- [TASK TO COMPLETE] Reproduce the data below word for word, keeping every line in its original order.

- [PROVIDED RECORDS]
** Begin **
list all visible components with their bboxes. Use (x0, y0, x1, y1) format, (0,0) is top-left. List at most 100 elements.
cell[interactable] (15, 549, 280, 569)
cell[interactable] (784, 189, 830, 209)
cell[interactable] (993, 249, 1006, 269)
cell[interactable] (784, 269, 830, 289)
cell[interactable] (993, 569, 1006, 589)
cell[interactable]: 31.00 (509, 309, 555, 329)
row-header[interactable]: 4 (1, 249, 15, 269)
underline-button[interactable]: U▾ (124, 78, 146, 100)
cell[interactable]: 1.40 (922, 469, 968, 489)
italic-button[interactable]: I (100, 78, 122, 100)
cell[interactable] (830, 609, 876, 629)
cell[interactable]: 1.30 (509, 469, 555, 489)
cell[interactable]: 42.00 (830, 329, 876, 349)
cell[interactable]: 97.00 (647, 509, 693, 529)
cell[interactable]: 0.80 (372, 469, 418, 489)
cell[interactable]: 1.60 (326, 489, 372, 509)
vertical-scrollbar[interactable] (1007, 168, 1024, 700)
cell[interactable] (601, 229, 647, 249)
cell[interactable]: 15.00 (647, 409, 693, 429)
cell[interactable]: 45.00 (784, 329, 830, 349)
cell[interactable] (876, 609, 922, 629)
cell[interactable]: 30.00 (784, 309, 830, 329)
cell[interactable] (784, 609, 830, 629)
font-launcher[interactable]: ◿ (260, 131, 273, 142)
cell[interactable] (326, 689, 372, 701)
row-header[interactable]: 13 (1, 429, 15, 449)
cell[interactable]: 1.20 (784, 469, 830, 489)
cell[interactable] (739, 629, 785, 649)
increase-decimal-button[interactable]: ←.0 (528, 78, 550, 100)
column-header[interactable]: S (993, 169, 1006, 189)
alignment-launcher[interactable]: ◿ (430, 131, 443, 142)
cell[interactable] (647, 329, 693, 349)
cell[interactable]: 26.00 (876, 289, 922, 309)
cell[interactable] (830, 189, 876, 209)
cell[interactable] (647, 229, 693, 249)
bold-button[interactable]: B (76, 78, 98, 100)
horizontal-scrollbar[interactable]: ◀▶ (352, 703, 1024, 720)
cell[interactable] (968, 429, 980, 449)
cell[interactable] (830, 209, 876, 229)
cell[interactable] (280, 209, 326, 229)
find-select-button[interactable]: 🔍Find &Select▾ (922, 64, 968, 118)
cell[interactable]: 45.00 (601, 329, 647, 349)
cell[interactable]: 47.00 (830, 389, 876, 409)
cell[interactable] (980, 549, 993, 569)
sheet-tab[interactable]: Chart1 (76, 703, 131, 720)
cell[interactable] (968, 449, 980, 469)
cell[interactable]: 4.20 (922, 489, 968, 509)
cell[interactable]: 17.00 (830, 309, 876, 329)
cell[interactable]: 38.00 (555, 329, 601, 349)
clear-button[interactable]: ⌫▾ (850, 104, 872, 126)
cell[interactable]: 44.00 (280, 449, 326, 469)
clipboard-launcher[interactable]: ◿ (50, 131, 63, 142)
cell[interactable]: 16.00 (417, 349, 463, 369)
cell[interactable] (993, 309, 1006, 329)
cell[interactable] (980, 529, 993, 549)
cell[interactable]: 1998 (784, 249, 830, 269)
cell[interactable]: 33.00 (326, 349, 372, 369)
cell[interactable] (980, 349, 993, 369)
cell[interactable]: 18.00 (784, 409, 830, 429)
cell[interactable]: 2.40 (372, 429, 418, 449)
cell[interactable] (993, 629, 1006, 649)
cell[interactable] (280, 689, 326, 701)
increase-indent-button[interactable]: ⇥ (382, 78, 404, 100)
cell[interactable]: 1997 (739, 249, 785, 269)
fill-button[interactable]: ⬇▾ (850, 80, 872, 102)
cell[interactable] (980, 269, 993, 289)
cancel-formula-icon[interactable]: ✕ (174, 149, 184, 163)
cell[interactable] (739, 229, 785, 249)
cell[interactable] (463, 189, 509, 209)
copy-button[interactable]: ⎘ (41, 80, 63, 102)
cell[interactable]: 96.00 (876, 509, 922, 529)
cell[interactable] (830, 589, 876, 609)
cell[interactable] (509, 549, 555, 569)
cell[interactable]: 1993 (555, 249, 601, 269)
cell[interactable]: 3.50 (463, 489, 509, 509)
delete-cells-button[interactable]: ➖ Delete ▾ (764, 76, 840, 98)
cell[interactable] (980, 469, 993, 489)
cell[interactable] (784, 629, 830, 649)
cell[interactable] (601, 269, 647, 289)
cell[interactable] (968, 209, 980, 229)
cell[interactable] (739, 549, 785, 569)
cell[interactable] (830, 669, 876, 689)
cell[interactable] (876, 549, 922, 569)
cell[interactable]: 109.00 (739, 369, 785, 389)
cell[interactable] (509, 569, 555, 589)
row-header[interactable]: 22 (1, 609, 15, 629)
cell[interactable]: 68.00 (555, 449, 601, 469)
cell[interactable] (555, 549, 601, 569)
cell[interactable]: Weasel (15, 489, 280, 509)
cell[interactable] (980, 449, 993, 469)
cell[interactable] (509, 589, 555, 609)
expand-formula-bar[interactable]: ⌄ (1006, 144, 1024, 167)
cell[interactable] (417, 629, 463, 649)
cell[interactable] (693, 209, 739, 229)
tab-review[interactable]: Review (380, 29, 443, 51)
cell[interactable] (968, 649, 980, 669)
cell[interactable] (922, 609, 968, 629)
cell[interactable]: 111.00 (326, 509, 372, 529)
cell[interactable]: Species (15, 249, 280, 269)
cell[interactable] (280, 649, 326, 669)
** End **
- [REPLY]
list all visible components with their bboxes. Use (x0, y0, x1, y1) format, (0,0) is top-left. List at most 100 elements.
cell[interactable] (15, 549, 280, 569)
cell[interactable] (784, 189, 830, 209)
cell[interactable] (993, 249, 1006, 269)
cell[interactable] (784, 269, 830, 289)
cell[interactable] (993, 569, 1006, 589)
cell[interactable]: 31.00 (509, 309, 555, 329)
row-header[interactable]: 4 (1, 249, 15, 269)
underline-button[interactable]: U▾ (124, 78, 146, 100)
cell[interactable]: 1.40 (922, 469, 968, 489)
italic-button[interactable]: I (100, 78, 122, 100)
cell[interactable] (830, 609, 876, 629)
cell[interactable]: 1.30 (509, 469, 555, 489)
cell[interactable]: 42.00 (830, 329, 876, 349)
cell[interactable]: 97.00 (647, 509, 693, 529)
cell[interactable]: 0.80 (372, 469, 418, 489)
cell[interactable]: 1.60 (326, 489, 372, 509)
vertical-scrollbar[interactable] (1007, 168, 1024, 700)
cell[interactable] (601, 229, 647, 249)
cell[interactable]: 15.00 (647, 409, 693, 429)
cell[interactable]: 45.00 (784, 329, 830, 349)
cell[interactable] (876, 609, 922, 629)
cell[interactable]: 30.00 (784, 309, 830, 329)
cell[interactable] (784, 609, 830, 629)
font-launcher[interactable]: ◿ (260, 131, 273, 142)
cell[interactable] (326, 689, 372, 701)
row-header[interactable]: 13 (1, 429, 15, 449)
cell[interactable]: 1.20 (784, 469, 830, 489)
cell[interactable] (739, 629, 785, 649)
increase-decimal-button[interactable]: ←.0 (528, 78, 550, 100)
column-header[interactable]: S (993, 169, 1006, 189)
alignment-launcher[interactable]: ◿ (430, 131, 443, 142)
cell[interactable] (647, 329, 693, 349)
cell[interactable]: 26.00 (876, 289, 922, 309)
cell[interactable] (830, 189, 876, 209)
cell[interactable] (647, 229, 693, 249)
bold-button[interactable]: B (76, 78, 98, 100)
horizontal-scrollbar[interactable]: ◀▶ (352, 703, 1024, 720)
cell[interactable] (968, 429, 980, 449)
cell[interactable] (830, 209, 876, 229)
cell[interactable] (280, 209, 326, 229)
find-select-button[interactable]: 🔍Find &Select▾ (922, 64, 968, 118)
cell[interactable]: 45.00 (601, 329, 647, 349)
cell[interactable]: 47.00 (830, 389, 876, 409)
cell[interactable] (980, 549, 993, 569)
sheet-tab[interactable]: Chart1 (76, 703, 131, 720)
cell[interactable] (968, 449, 980, 469)
cell[interactable]: 4.20 (922, 489, 968, 509)
cell[interactable]: 17.00 (830, 309, 876, 329)
cell[interactable]: 38.00 (555, 329, 601, 349)
clear-button[interactable]: ⌫▾ (850, 104, 872, 126)
cell[interactable]: 44.00 (280, 449, 326, 469)
clipboard-launcher[interactable]: ◿ (50, 131, 63, 142)
cell[interactable]: 16.00 (417, 349, 463, 369)
cell[interactable] (993, 309, 1006, 329)
cell[interactable] (980, 529, 993, 549)
cell[interactable]: 1998 (784, 249, 830, 269)
cell[interactable]: 33.00 (326, 349, 372, 369)
cell[interactable] (980, 349, 993, 369)
cell[interactable]: 18.00 (784, 409, 830, 429)
cell[interactable]: 2.40 (372, 429, 418, 449)
cell[interactable] (993, 629, 1006, 649)
cell[interactable] (280, 689, 326, 701)
increase-indent-button[interactable]: ⇥ (382, 78, 404, 100)
cell[interactable]: 1997 (739, 249, 785, 269)
fill-button[interactable]: ⬇▾ (850, 80, 872, 102)
cell[interactable] (980, 269, 993, 289)
cancel-formula-icon[interactable]: ✕ (174, 149, 184, 163)
cell[interactable] (739, 229, 785, 249)
cell[interactable] (463, 189, 509, 209)
copy-button[interactable]: ⎘ (41, 80, 63, 102)
cell[interactable]: 96.00 (876, 509, 922, 529)
cell[interactable] (830, 589, 876, 609)
cell[interactable] (509, 549, 555, 569)
cell[interactable]: 1993 (555, 249, 601, 269)
cell[interactable]: 3.50 (463, 489, 509, 509)
delete-cells-button[interactable]: ➖ Delete ▾ (764, 76, 840, 98)
cell[interactable] (980, 469, 993, 489)
cell[interactable] (784, 629, 830, 649)
cell[interactable] (601, 269, 647, 289)
cell[interactable] (968, 209, 980, 229)
cell[interactable] (739, 549, 785, 569)
cell[interactable] (830, 669, 876, 689)
cell[interactable] (876, 549, 922, 569)
cell[interactable]: 109.00 (739, 369, 785, 389)
cell[interactable] (509, 569, 555, 589)
row-header[interactable]: 22 (1, 609, 15, 629)
cell[interactable]: 68.00 (555, 449, 601, 469)
cell[interactable] (555, 549, 601, 569)
cell[interactable]: Weasel (15, 489, 280, 509)
cell[interactable] (980, 449, 993, 469)
cell[interactable] (509, 589, 555, 609)
expand-formula-bar[interactable]: ⌄ (1006, 144, 1024, 167)
cell[interactable] (417, 629, 463, 649)
cell[interactable] (693, 209, 739, 229)
tab-review[interactable]: Review (380, 29, 443, 51)
cell[interactable] (968, 649, 980, 669)
cell[interactable] (922, 609, 968, 629)
cell[interactable]: 111.00 (326, 509, 372, 529)
cell[interactable]: Species (15, 249, 280, 269)
cell[interactable] (280, 649, 326, 669)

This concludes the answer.